** SUPPLIED ENTRIES **
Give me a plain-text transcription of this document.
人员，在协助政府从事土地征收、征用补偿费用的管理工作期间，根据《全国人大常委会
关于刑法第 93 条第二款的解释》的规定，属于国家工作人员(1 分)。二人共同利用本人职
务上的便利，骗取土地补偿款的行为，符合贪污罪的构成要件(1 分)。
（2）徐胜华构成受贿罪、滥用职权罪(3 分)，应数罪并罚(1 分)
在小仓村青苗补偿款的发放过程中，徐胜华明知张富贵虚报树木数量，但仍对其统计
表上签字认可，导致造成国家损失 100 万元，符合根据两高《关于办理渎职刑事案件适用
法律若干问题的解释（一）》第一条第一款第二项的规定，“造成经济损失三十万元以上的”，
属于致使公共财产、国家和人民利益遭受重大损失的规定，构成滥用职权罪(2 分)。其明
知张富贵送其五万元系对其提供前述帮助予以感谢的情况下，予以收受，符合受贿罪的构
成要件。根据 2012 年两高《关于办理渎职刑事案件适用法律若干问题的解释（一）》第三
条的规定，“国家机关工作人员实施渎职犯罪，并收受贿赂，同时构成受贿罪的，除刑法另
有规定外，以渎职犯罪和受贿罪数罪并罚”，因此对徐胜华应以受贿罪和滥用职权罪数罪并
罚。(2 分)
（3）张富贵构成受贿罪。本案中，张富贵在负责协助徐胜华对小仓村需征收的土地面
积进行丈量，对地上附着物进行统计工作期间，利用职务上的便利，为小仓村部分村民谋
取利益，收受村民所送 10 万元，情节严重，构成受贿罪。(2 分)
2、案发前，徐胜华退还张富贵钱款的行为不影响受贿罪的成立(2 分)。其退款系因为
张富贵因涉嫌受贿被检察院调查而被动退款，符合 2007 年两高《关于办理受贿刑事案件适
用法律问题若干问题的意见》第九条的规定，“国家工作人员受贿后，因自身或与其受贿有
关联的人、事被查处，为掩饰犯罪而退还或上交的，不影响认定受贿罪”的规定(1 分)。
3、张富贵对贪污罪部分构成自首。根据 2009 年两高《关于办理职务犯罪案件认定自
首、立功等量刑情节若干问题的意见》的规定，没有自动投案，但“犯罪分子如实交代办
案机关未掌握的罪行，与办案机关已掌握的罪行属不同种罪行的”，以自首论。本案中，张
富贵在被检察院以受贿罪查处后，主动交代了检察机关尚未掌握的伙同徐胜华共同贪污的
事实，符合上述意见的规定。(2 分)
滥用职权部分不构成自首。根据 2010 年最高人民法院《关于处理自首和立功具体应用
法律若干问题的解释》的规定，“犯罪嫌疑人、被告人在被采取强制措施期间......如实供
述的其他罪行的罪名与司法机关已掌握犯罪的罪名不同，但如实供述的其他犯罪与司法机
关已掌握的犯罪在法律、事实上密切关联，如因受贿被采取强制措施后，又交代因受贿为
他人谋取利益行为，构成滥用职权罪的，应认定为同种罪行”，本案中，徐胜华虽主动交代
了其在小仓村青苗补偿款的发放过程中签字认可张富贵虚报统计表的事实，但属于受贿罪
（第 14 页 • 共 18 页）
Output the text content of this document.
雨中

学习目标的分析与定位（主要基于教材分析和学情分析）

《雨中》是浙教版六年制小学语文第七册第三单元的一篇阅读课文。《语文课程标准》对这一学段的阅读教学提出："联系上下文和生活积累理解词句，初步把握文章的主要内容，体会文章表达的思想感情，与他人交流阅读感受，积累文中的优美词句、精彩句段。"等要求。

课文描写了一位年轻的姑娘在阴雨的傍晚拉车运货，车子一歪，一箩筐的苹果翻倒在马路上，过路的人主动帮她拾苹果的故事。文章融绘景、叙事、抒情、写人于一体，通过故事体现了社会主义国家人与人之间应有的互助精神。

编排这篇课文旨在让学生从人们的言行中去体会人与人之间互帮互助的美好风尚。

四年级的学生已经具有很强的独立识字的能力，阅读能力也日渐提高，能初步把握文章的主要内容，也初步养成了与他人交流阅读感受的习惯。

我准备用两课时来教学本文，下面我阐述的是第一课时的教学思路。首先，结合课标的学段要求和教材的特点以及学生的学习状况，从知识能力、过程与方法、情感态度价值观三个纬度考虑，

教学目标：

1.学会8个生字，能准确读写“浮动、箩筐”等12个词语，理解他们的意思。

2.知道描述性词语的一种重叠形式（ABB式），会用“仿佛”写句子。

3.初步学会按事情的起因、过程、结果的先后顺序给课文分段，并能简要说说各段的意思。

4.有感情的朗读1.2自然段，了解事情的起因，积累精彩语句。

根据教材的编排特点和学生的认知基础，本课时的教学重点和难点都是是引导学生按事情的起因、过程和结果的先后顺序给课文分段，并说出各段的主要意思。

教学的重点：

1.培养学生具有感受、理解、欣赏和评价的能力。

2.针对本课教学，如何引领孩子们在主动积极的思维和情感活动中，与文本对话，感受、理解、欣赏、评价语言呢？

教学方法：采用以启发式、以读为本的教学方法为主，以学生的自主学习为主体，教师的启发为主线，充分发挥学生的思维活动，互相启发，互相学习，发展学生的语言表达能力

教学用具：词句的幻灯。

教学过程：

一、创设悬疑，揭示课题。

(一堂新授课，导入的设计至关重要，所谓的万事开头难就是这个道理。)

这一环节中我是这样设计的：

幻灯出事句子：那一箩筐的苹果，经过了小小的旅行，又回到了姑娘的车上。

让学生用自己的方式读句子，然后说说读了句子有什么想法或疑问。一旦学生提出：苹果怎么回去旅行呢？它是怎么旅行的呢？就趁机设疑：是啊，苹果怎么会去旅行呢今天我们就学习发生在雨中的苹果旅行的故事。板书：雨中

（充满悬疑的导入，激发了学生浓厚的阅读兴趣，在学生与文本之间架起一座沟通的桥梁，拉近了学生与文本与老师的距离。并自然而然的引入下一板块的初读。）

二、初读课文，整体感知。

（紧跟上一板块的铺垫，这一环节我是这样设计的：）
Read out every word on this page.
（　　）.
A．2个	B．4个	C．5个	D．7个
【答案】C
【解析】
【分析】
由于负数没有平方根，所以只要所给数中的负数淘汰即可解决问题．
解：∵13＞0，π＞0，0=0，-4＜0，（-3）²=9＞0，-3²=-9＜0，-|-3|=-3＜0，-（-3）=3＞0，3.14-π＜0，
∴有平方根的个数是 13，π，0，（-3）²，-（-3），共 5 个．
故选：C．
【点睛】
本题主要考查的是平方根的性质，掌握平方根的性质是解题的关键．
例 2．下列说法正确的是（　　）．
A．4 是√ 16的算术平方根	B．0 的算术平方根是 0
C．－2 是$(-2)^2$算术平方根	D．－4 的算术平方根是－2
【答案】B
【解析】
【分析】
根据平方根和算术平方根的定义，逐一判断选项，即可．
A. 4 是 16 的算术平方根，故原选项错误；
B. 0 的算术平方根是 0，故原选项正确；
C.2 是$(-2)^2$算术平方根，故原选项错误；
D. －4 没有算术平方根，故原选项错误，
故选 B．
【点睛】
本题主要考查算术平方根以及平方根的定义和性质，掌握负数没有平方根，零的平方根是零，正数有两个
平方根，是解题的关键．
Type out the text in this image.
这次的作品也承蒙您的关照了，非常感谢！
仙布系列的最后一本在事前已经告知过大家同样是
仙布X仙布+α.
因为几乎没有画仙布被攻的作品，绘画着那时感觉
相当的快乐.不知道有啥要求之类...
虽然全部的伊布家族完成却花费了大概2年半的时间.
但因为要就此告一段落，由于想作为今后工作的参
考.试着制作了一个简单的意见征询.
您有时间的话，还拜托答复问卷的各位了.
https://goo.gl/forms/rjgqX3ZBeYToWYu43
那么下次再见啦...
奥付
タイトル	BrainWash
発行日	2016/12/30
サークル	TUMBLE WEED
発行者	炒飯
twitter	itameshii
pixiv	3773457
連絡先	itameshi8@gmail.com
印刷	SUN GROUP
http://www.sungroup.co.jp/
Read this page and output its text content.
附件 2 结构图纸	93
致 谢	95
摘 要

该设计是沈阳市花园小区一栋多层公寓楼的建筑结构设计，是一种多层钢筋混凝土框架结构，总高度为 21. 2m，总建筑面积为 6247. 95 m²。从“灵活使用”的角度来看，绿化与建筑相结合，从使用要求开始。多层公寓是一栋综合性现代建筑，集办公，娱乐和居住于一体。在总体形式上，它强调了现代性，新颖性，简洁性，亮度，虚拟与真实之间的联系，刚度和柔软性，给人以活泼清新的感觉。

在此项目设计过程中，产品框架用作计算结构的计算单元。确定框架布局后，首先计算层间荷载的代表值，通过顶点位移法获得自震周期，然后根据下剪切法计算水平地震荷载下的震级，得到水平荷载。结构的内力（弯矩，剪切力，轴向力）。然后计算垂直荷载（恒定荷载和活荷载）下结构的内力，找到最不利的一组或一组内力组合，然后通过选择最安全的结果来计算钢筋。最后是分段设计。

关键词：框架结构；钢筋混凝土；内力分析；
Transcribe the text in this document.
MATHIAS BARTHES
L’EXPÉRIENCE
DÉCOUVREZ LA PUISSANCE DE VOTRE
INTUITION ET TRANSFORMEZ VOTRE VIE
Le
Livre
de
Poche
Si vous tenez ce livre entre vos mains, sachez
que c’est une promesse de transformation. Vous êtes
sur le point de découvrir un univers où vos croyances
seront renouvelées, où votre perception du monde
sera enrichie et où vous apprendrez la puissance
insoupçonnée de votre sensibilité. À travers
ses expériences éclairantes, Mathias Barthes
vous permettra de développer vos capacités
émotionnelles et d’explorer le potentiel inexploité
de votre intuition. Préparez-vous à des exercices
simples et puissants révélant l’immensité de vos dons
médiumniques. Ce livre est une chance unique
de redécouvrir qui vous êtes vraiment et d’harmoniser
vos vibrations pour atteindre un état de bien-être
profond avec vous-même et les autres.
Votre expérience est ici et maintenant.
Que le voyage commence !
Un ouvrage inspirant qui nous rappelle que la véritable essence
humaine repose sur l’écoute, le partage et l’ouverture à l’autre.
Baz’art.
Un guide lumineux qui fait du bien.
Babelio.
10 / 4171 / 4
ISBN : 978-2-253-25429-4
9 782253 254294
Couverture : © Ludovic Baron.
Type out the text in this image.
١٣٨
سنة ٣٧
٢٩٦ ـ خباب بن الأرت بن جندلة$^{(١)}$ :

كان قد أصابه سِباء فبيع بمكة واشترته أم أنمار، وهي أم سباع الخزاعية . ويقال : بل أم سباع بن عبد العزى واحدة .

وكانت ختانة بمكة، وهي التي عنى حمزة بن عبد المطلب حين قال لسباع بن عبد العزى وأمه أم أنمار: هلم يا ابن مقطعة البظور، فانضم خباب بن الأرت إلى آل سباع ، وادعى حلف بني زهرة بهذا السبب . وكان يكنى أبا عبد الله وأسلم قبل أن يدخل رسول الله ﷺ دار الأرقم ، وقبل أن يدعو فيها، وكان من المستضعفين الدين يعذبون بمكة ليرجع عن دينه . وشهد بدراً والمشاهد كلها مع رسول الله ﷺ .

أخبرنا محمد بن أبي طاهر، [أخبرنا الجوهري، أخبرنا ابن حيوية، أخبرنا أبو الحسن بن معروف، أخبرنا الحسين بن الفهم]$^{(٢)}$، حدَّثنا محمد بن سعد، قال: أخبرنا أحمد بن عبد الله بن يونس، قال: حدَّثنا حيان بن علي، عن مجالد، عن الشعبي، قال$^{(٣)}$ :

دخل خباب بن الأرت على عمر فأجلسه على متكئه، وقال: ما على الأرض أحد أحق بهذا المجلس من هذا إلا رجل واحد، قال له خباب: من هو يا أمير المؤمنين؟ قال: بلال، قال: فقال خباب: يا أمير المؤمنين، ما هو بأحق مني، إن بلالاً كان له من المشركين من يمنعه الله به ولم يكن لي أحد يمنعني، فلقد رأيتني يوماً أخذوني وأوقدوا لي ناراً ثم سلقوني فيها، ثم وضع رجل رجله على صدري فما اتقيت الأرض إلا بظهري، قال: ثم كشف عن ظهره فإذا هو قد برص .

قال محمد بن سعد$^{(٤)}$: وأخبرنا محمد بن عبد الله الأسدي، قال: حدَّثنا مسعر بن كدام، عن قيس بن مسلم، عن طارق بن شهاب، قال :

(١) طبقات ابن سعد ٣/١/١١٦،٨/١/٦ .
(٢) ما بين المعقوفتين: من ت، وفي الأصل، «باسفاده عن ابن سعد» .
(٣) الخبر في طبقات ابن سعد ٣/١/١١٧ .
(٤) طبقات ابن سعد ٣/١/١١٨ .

** GIVEN TASK **
Only a number is wanted here: how many lines in the data above include the string "خباب"?

** ANSWER IN FULL **
3